-- EXERCISE INPUT start --
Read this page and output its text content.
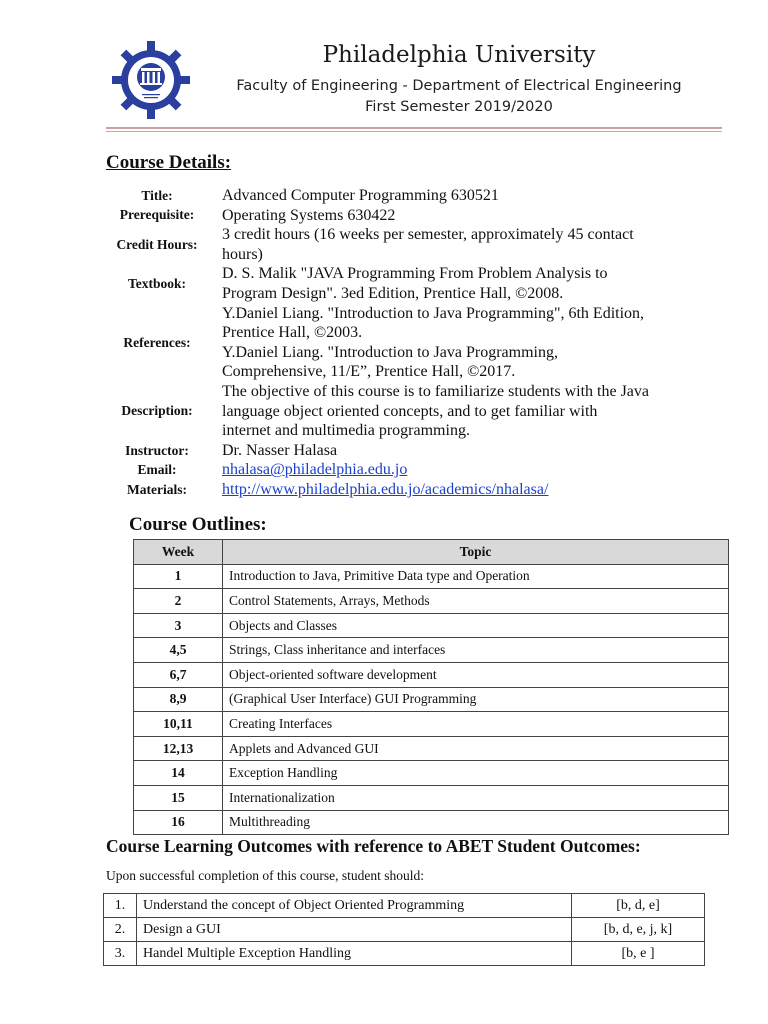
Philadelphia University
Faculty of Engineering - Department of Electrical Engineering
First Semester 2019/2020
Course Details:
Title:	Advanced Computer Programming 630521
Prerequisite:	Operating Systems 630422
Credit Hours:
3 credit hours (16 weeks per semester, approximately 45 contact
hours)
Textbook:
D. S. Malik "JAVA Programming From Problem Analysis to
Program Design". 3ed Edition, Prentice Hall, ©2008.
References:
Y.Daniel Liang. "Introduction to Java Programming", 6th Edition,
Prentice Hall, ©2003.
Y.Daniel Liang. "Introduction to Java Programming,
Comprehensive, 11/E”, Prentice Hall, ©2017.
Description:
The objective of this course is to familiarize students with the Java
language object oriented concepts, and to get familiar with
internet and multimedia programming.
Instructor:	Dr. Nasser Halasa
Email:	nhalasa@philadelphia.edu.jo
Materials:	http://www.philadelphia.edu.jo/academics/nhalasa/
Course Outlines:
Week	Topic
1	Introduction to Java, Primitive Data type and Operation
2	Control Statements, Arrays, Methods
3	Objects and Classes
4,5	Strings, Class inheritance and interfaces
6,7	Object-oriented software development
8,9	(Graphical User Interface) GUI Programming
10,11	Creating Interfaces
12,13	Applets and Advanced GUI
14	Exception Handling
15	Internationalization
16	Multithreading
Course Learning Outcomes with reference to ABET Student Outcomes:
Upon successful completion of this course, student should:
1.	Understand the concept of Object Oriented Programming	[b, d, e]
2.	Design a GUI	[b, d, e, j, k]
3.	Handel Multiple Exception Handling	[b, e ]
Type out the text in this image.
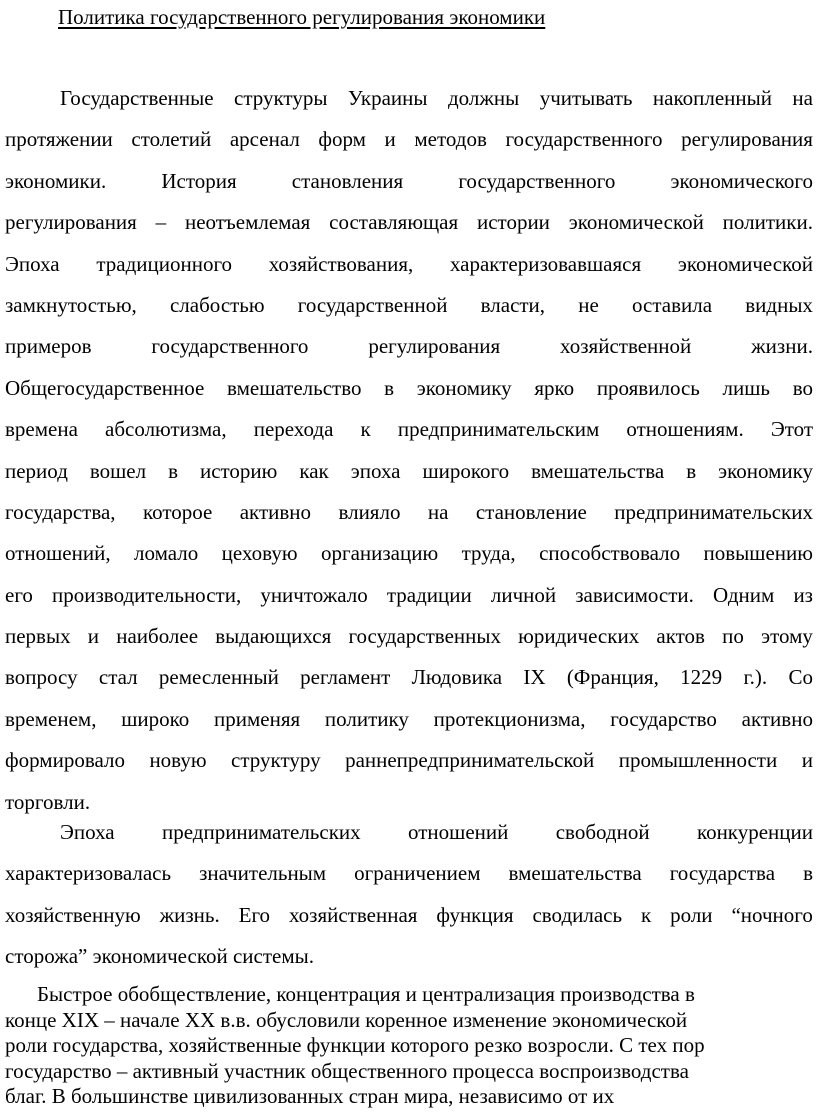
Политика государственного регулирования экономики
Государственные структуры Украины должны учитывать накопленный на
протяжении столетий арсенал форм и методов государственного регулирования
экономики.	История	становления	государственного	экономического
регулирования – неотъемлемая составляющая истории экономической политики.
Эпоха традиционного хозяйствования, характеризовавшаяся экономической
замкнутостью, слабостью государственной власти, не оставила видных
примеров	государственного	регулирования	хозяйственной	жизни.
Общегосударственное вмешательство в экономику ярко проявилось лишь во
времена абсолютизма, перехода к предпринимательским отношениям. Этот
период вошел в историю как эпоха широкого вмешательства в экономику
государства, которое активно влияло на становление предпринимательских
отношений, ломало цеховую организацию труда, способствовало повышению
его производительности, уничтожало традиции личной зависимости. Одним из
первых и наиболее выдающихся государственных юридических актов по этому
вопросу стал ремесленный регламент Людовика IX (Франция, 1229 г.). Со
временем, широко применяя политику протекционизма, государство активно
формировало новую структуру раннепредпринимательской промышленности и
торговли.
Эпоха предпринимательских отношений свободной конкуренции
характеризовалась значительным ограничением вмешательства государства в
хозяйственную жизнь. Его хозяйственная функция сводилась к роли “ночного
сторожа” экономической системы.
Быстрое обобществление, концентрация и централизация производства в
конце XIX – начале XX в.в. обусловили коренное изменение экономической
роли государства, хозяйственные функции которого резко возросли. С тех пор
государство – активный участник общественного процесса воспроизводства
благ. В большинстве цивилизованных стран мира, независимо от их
-- EXERCISE INPUT end --
-- EXERCISE INPUT start --
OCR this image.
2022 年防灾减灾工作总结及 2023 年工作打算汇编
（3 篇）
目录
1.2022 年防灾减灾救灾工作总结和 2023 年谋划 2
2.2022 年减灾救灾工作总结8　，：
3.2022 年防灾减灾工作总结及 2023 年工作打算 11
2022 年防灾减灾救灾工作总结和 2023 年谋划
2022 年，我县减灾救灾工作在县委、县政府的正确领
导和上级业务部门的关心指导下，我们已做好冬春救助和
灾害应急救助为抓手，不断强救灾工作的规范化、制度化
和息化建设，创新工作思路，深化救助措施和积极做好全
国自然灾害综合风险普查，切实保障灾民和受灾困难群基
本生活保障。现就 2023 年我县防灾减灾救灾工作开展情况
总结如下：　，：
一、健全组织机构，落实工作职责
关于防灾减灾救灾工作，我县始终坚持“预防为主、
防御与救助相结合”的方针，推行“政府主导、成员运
-- EXERCISE INPUT end --
→ DIRECTIVE:
Locate the word "this" in the records above, and return each line that has it.

→ RESULT BELOW:
Read this page and output its text content.
The objective of this course is to familiarize students with the Java
Upon successful completion of this course, student should:
Type out the text in this image.
OCR this image.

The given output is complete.